Check each line of the records below for the word "image" and copy those where it appears.

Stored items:
== == ==
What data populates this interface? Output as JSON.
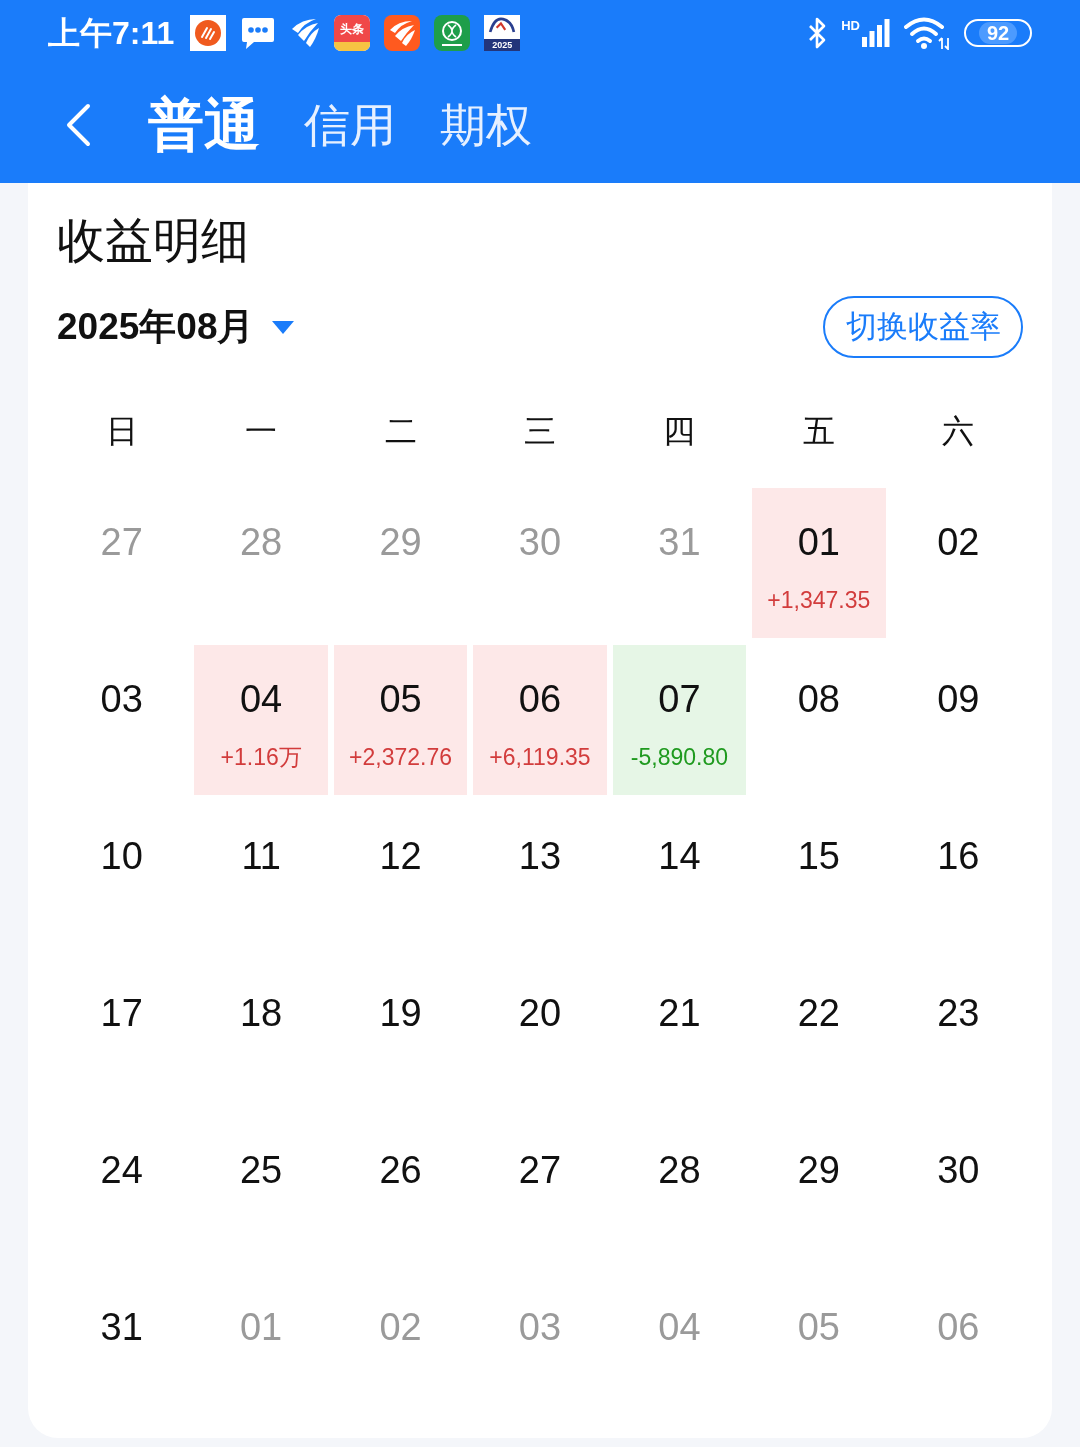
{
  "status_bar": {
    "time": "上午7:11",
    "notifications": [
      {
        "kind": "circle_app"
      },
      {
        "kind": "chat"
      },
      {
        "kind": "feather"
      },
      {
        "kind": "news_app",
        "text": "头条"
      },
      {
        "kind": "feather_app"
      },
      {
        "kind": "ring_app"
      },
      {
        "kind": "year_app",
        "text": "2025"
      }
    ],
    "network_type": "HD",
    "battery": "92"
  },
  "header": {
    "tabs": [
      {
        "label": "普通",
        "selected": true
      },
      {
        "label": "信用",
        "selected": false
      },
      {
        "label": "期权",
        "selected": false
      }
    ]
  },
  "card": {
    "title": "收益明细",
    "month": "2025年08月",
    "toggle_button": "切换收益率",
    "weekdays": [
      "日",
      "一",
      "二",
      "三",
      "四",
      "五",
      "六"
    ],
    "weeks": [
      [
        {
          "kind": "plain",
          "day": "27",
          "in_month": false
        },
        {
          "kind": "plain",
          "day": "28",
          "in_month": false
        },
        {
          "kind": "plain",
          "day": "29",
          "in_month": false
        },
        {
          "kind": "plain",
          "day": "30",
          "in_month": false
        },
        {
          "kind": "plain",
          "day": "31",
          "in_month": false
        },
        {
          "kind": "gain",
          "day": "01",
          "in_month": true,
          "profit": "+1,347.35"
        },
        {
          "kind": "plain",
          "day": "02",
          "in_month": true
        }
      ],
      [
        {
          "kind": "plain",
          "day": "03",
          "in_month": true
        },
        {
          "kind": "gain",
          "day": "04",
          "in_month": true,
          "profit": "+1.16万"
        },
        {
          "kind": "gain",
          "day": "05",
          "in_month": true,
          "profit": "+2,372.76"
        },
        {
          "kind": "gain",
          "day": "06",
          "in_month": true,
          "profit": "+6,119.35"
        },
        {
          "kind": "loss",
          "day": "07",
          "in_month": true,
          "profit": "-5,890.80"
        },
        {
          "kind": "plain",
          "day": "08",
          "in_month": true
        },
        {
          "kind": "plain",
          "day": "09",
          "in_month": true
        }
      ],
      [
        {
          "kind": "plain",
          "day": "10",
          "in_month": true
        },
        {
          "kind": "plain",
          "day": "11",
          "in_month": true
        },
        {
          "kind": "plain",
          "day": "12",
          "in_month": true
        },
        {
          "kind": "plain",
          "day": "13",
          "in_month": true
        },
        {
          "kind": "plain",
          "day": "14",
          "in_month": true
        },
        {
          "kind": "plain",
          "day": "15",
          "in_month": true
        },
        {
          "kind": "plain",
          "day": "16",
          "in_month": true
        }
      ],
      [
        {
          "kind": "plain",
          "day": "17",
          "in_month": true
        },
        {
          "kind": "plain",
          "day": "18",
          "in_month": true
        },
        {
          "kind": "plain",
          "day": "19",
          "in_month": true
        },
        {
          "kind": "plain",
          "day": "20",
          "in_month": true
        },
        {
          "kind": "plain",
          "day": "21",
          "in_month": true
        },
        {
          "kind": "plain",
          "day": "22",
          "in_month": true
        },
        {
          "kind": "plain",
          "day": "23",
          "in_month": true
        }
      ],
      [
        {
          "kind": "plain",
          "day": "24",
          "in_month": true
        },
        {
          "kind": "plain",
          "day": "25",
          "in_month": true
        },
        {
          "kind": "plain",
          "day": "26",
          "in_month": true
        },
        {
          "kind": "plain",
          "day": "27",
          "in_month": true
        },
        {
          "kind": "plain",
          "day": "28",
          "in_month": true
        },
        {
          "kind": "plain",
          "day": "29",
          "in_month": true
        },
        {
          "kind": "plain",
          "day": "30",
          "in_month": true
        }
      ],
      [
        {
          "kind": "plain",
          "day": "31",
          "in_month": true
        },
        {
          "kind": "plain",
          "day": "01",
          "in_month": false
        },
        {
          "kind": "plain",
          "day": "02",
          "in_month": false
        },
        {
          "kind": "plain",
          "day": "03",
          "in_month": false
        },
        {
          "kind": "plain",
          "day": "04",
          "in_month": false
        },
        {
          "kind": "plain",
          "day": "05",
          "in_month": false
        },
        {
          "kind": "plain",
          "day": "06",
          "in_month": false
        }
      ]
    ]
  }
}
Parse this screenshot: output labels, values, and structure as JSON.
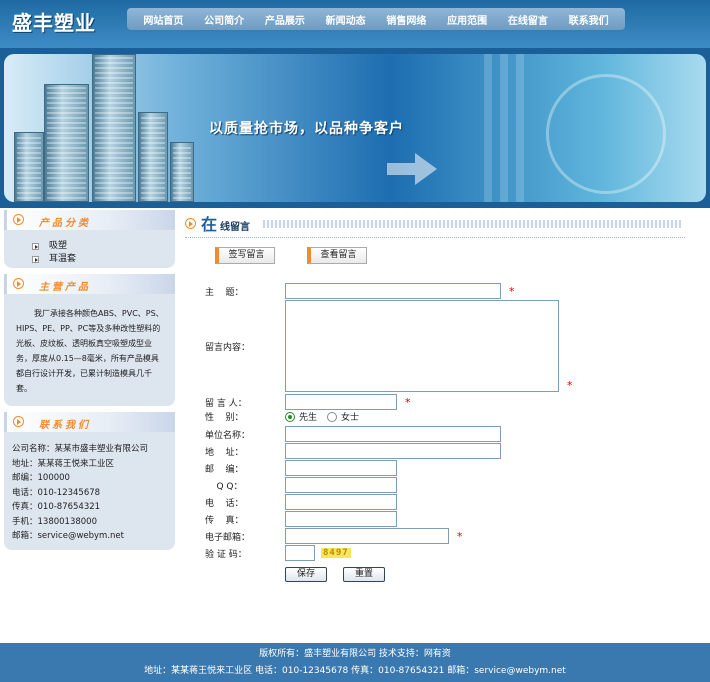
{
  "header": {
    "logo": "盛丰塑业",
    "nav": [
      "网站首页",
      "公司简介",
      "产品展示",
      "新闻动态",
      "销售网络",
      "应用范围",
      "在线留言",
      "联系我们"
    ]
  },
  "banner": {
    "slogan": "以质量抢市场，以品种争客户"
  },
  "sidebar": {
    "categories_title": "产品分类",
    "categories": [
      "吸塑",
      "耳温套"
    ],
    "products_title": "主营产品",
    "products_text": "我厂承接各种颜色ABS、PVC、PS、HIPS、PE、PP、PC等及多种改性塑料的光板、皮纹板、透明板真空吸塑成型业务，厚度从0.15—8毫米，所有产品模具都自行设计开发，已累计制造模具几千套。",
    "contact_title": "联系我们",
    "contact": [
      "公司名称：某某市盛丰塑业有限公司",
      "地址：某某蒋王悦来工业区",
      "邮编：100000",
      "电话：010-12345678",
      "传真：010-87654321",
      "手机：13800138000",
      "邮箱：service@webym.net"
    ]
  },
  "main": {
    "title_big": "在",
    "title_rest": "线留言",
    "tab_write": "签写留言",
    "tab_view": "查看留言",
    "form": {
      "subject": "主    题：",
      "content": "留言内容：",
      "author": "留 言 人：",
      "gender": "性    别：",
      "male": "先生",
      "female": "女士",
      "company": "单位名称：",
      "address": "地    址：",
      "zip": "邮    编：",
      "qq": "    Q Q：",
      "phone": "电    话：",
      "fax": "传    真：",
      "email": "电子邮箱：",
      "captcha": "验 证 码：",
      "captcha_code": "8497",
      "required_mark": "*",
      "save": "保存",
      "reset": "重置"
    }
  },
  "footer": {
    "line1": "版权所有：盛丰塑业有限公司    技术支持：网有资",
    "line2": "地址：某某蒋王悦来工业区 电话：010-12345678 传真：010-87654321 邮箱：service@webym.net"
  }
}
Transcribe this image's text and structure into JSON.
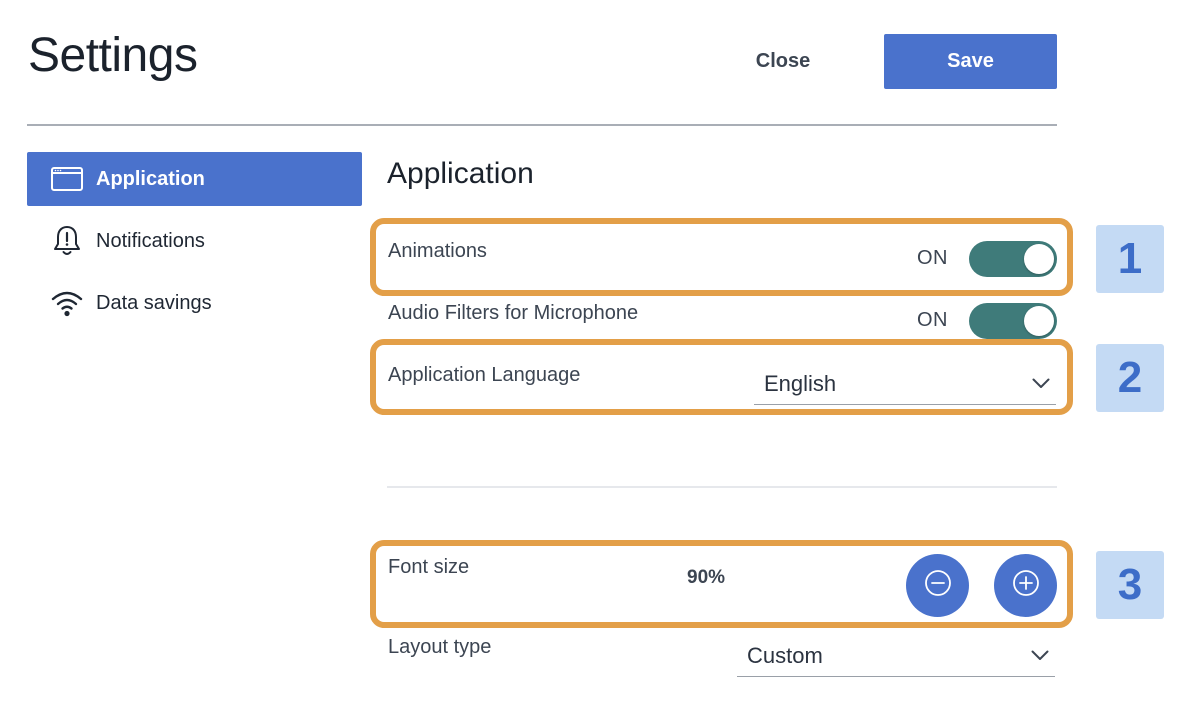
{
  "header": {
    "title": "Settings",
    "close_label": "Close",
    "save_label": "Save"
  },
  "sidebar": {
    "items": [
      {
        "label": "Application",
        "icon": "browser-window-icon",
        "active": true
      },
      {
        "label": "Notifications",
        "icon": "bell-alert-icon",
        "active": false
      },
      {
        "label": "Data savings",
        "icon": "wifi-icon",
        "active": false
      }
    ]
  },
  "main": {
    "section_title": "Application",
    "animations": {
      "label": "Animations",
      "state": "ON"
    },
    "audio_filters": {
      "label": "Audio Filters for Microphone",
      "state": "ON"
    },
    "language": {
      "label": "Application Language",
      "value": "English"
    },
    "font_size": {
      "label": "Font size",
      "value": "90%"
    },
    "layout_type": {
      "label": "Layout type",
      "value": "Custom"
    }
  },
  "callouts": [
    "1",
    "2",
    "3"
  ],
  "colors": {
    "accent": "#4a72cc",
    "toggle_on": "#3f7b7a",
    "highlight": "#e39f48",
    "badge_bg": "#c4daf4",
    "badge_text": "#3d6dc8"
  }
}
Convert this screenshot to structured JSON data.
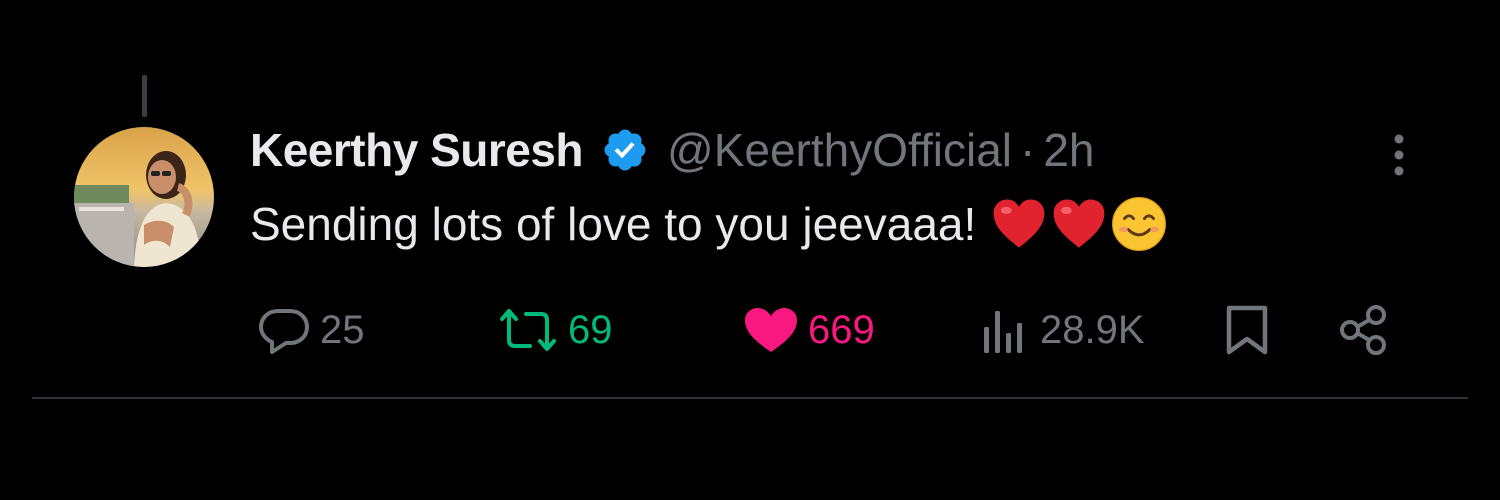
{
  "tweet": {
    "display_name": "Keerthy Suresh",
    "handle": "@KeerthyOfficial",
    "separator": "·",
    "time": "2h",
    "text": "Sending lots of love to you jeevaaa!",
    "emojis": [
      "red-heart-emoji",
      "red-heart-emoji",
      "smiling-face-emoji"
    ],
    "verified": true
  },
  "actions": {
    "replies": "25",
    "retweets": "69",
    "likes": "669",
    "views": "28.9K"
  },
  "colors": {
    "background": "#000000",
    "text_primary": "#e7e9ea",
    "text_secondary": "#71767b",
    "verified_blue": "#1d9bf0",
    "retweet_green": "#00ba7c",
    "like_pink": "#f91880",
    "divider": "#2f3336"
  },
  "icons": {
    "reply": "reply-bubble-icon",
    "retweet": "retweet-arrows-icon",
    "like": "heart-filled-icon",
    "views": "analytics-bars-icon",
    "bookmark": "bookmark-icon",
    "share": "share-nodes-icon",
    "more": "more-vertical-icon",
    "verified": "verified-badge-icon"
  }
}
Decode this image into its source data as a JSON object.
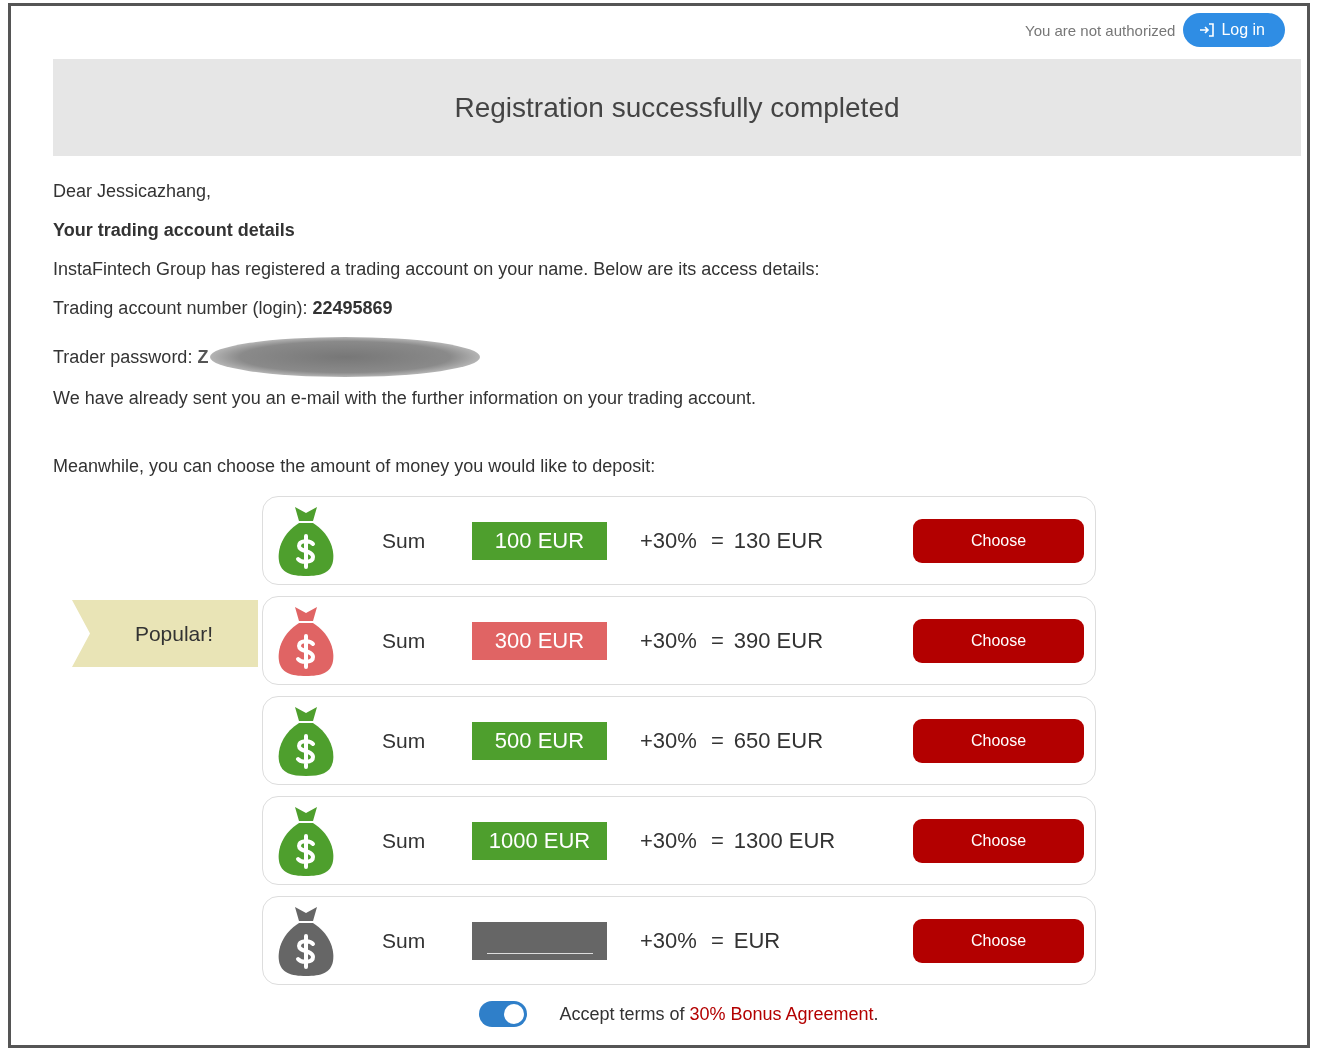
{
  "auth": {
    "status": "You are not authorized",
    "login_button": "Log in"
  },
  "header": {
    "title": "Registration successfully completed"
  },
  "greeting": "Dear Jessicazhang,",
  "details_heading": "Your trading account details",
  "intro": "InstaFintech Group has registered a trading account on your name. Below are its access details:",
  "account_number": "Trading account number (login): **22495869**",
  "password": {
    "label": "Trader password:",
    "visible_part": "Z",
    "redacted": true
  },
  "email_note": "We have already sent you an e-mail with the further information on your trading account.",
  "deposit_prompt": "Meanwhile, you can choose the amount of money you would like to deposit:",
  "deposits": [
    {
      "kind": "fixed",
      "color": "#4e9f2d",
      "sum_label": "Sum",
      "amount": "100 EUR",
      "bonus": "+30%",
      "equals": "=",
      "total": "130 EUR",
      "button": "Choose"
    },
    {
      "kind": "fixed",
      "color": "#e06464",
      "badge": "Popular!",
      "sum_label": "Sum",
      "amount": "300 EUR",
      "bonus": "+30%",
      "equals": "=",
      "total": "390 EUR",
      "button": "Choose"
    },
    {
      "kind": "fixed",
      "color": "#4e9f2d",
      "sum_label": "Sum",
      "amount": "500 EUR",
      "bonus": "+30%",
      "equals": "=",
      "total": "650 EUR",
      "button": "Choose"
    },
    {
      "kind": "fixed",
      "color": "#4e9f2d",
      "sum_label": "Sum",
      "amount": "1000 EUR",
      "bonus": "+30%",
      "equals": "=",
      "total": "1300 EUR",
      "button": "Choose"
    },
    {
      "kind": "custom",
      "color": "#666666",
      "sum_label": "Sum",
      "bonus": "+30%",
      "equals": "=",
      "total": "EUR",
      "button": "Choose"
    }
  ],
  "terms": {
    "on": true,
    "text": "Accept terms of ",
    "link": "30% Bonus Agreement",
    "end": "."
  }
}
== == ==
# Complete response:
Transcribe this image's text and structure into JSON.
Decode this image into its source data as a JSON object.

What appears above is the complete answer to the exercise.